The entries that follow should be written out exactly.

** start of Data extract **

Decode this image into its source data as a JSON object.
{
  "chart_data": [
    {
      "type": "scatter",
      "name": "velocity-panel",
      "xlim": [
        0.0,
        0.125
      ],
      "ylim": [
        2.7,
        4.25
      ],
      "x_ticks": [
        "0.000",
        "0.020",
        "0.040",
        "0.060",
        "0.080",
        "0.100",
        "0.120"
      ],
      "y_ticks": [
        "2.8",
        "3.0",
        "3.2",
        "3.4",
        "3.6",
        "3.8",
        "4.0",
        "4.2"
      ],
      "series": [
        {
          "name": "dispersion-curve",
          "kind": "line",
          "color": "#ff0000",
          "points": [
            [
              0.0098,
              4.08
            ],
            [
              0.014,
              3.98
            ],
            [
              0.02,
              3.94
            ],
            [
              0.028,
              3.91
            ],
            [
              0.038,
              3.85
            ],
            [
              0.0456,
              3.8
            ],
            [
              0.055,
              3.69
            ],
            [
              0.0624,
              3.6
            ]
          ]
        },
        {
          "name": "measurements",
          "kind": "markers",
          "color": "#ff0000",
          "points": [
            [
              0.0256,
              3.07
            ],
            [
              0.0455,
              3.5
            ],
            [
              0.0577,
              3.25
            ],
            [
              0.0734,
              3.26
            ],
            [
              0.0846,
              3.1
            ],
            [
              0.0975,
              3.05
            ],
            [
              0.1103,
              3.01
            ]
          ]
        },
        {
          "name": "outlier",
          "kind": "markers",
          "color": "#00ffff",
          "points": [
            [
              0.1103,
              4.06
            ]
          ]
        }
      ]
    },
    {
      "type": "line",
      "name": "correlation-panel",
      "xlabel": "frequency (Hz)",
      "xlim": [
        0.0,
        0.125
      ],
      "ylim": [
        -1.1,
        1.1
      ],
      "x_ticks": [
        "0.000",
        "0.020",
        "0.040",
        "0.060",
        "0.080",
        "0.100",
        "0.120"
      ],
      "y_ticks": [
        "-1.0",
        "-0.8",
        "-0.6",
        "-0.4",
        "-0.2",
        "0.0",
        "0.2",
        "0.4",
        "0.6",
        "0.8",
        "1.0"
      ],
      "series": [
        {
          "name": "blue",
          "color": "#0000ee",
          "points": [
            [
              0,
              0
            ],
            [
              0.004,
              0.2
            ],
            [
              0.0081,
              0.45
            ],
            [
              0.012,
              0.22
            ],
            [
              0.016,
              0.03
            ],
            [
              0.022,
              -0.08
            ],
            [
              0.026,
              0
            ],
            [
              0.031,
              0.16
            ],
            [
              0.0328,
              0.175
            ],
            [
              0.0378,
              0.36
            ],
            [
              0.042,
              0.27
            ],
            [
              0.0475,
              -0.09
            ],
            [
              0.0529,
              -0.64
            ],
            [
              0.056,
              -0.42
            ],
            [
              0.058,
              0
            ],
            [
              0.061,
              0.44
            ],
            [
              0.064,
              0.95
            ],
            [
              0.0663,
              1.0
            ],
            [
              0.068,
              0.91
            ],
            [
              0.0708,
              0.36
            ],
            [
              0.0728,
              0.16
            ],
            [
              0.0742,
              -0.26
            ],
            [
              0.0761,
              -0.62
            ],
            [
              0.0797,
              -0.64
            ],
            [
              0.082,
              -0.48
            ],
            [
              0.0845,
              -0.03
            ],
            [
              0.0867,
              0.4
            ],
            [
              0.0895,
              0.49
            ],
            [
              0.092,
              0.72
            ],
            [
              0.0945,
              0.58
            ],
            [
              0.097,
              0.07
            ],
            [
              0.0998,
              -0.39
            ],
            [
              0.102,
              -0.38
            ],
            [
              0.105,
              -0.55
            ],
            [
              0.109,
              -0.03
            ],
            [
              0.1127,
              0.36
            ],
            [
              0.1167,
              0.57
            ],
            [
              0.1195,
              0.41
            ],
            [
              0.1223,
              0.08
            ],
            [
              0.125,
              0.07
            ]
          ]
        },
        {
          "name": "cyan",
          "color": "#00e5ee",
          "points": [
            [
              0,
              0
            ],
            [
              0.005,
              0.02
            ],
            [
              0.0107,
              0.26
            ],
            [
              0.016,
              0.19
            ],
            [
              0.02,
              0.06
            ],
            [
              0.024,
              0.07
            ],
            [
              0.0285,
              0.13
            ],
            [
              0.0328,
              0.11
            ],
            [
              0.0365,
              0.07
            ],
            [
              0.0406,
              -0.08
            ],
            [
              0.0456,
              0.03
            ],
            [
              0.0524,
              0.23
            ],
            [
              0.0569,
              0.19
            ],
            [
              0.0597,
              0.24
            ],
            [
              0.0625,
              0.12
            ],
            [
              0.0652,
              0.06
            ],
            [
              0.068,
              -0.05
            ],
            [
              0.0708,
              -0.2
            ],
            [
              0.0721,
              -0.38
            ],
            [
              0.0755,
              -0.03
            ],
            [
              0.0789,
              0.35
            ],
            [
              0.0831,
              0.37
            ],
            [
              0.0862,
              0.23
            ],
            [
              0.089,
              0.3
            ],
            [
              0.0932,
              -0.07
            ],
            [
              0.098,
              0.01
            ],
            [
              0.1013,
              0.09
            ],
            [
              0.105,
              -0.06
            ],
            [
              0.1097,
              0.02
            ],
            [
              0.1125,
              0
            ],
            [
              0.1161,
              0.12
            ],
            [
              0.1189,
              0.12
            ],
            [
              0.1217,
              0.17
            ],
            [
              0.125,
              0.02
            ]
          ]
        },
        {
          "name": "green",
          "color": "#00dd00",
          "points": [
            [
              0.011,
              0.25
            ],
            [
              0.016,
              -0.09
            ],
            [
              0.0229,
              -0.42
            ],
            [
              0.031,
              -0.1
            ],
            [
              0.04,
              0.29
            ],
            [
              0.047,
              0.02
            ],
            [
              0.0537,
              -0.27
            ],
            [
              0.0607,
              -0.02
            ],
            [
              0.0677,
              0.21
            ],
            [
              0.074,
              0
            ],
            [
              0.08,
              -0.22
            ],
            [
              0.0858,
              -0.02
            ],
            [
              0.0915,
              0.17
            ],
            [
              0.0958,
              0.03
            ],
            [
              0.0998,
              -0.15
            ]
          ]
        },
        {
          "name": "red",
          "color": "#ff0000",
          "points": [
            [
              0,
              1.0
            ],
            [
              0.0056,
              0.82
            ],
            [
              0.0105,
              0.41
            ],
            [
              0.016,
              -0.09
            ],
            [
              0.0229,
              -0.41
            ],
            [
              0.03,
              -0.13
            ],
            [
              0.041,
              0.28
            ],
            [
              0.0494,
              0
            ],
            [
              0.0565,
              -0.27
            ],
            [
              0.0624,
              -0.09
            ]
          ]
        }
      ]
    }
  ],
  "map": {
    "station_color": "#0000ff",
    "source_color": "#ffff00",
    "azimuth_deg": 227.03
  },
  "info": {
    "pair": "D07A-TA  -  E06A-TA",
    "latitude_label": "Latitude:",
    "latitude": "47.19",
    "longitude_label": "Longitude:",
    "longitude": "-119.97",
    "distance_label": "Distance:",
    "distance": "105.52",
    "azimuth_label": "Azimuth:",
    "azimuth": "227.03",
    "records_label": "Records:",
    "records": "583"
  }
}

** end of Data extract **

» **Response below**:
Decode this image into its source data as a JSON object.
{
  "chart_data": [
    {
      "type": "scatter",
      "name": "velocity-panel",
      "xlim": [
        0.0,
        0.125
      ],
      "ylim": [
        2.7,
        4.25
      ],
      "x_ticks": [
        "0.000",
        "0.020",
        "0.040",
        "0.060",
        "0.080",
        "0.100",
        "0.120"
      ],
      "y_ticks": [
        "2.8",
        "3.0",
        "3.2",
        "3.4",
        "3.6",
        "3.8",
        "4.0",
        "4.2"
      ],
      "series": [
        {
          "name": "dispersion-curve",
          "kind": "line",
          "color": "#ff0000",
          "points": [
            [
              0.0098,
              4.08
            ],
            [
              0.014,
              3.98
            ],
            [
              0.02,
              3.94
            ],
            [
              0.028,
              3.91
            ],
            [
              0.038,
              3.85
            ],
            [
              0.0456,
              3.8
            ],
            [
              0.055,
              3.69
            ],
            [
              0.0624,
              3.6
            ]
          ]
        },
        {
          "name": "measurements",
          "kind": "markers",
          "color": "#ff0000",
          "points": [
            [
              0.0256,
              3.07
            ],
            [
              0.0455,
              3.5
            ],
            [
              0.0577,
              3.25
            ],
            [
              0.0734,
              3.26
            ],
            [
              0.0846,
              3.1
            ],
            [
              0.0975,
              3.05
            ],
            [
              0.1103,
              3.01
            ]
          ]
        },
        {
          "name": "outlier",
          "kind": "markers",
          "color": "#00ffff",
          "points": [
            [
              0.1103,
              4.06
            ]
          ]
        }
      ]
    },
    {
      "type": "line",
      "name": "correlation-panel",
      "xlabel": "frequency (Hz)",
      "xlim": [
        0.0,
        0.125
      ],
      "ylim": [
        -1.1,
        1.1
      ],
      "x_ticks": [
        "0.000",
        "0.020",
        "0.040",
        "0.060",
        "0.080",
        "0.100",
        "0.120"
      ],
      "y_ticks": [
        "-1.0",
        "-0.8",
        "-0.6",
        "-0.4",
        "-0.2",
        "0.0",
        "0.2",
        "0.4",
        "0.6",
        "0.8",
        "1.0"
      ],
      "series": [
        {
          "name": "blue",
          "color": "#0000ee",
          "points": [
            [
              0,
              0
            ],
            [
              0.004,
              0.2
            ],
            [
              0.0081,
              0.45
            ],
            [
              0.012,
              0.22
            ],
            [
              0.016,
              0.03
            ],
            [
              0.022,
              -0.08
            ],
            [
              0.026,
              0
            ],
            [
              0.031,
              0.16
            ],
            [
              0.0328,
              0.175
            ],
            [
              0.0378,
              0.36
            ],
            [
              0.042,
              0.27
            ],
            [
              0.0475,
              -0.09
            ],
            [
              0.0529,
              -0.64
            ],
            [
              0.056,
              -0.42
            ],
            [
              0.058,
              0
            ],
            [
              0.061,
              0.44
            ],
            [
              0.064,
              0.95
            ],
            [
              0.0663,
              1.0
            ],
            [
              0.068,
              0.91
            ],
            [
              0.0708,
              0.36
            ],
            [
              0.0728,
              0.16
            ],
            [
              0.0742,
              -0.26
            ],
            [
              0.0761,
              -0.62
            ],
            [
              0.0797,
              -0.64
            ],
            [
              0.082,
              -0.48
            ],
            [
              0.0845,
              -0.03
            ],
            [
              0.0867,
              0.4
            ],
            [
              0.0895,
              0.49
            ],
            [
              0.092,
              0.72
            ],
            [
              0.0945,
              0.58
            ],
            [
              0.097,
              0.07
            ],
            [
              0.0998,
              -0.39
            ],
            [
              0.102,
              -0.38
            ],
            [
              0.105,
              -0.55
            ],
            [
              0.109,
              -0.03
            ],
            [
              0.1127,
              0.36
            ],
            [
              0.1167,
              0.57
            ],
            [
              0.1195,
              0.41
            ],
            [
              0.1223,
              0.08
            ],
            [
              0.125,
              0.07
            ]
          ]
        },
        {
          "name": "cyan",
          "color": "#00e5ee",
          "points": [
            [
              0,
              0
            ],
            [
              0.005,
              0.02
            ],
            [
              0.0107,
              0.26
            ],
            [
              0.016,
              0.19
            ],
            [
              0.02,
              0.06
            ],
            [
              0.024,
              0.07
            ],
            [
              0.0285,
              0.13
            ],
            [
              0.0328,
              0.11
            ],
            [
              0.0365,
              0.07
            ],
            [
              0.0406,
              -0.08
            ],
            [
              0.0456,
              0.03
            ],
            [
              0.0524,
              0.23
            ],
            [
              0.0569,
              0.19
            ],
            [
              0.0597,
              0.24
            ],
            [
              0.0625,
              0.12
            ],
            [
              0.0652,
              0.06
            ],
            [
              0.068,
              -0.05
            ],
            [
              0.0708,
              -0.2
            ],
            [
              0.0721,
              -0.38
            ],
            [
              0.0755,
              -0.03
            ],
            [
              0.0789,
              0.35
            ],
            [
              0.0831,
              0.37
            ],
            [
              0.0862,
              0.23
            ],
            [
              0.089,
              0.3
            ],
            [
              0.0932,
              -0.07
            ],
            [
              0.098,
              0.01
            ],
            [
              0.1013,
              0.09
            ],
            [
              0.105,
              -0.06
            ],
            [
              0.1097,
              0.02
            ],
            [
              0.1125,
              0
            ],
            [
              0.1161,
              0.12
            ],
            [
              0.1189,
              0.12
            ],
            [
              0.1217,
              0.17
            ],
            [
              0.125,
              0.02
            ]
          ]
        },
        {
          "name": "green",
          "color": "#00dd00",
          "points": [
            [
              0.011,
              0.25
            ],
            [
              0.016,
              -0.09
            ],
            [
              0.0229,
              -0.42
            ],
            [
              0.031,
              -0.1
            ],
            [
              0.04,
              0.29
            ],
            [
              0.047,
              0.02
            ],
            [
              0.0537,
              -0.27
            ],
            [
              0.0607,
              -0.02
            ],
            [
              0.0677,
              0.21
            ],
            [
              0.074,
              0
            ],
            [
              0.08,
              -0.22
            ],
            [
              0.0858,
              -0.02
            ],
            [
              0.0915,
              0.17
            ],
            [
              0.0958,
              0.03
            ],
            [
              0.0998,
              -0.15
            ]
          ]
        },
        {
          "name": "red",
          "color": "#ff0000",
          "points": [
            [
              0,
              1.0
            ],
            [
              0.0056,
              0.82
            ],
            [
              0.0105,
              0.41
            ],
            [
              0.016,
              -0.09
            ],
            [
              0.0229,
              -0.41
            ],
            [
              0.03,
              -0.13
            ],
            [
              0.041,
              0.28
            ],
            [
              0.0494,
              0
            ],
            [
              0.0565,
              -0.27
            ],
            [
              0.0624,
              -0.09
            ]
          ]
        }
      ]
    }
  ],
  "map": {
    "station_color": "#0000ff",
    "source_color": "#ffff00",
    "azimuth_deg": 227.03
  },
  "info": {
    "pair": "D07A-TA  -  E06A-TA",
    "latitude_label": "Latitude:",
    "latitude": "47.19",
    "longitude_label": "Longitude:",
    "longitude": "-119.97",
    "distance_label": "Distance:",
    "distance": "105.52",
    "azimuth_label": "Azimuth:",
    "azimuth": "227.03",
    "records_label": "Records:",
    "records": "583"
  }
}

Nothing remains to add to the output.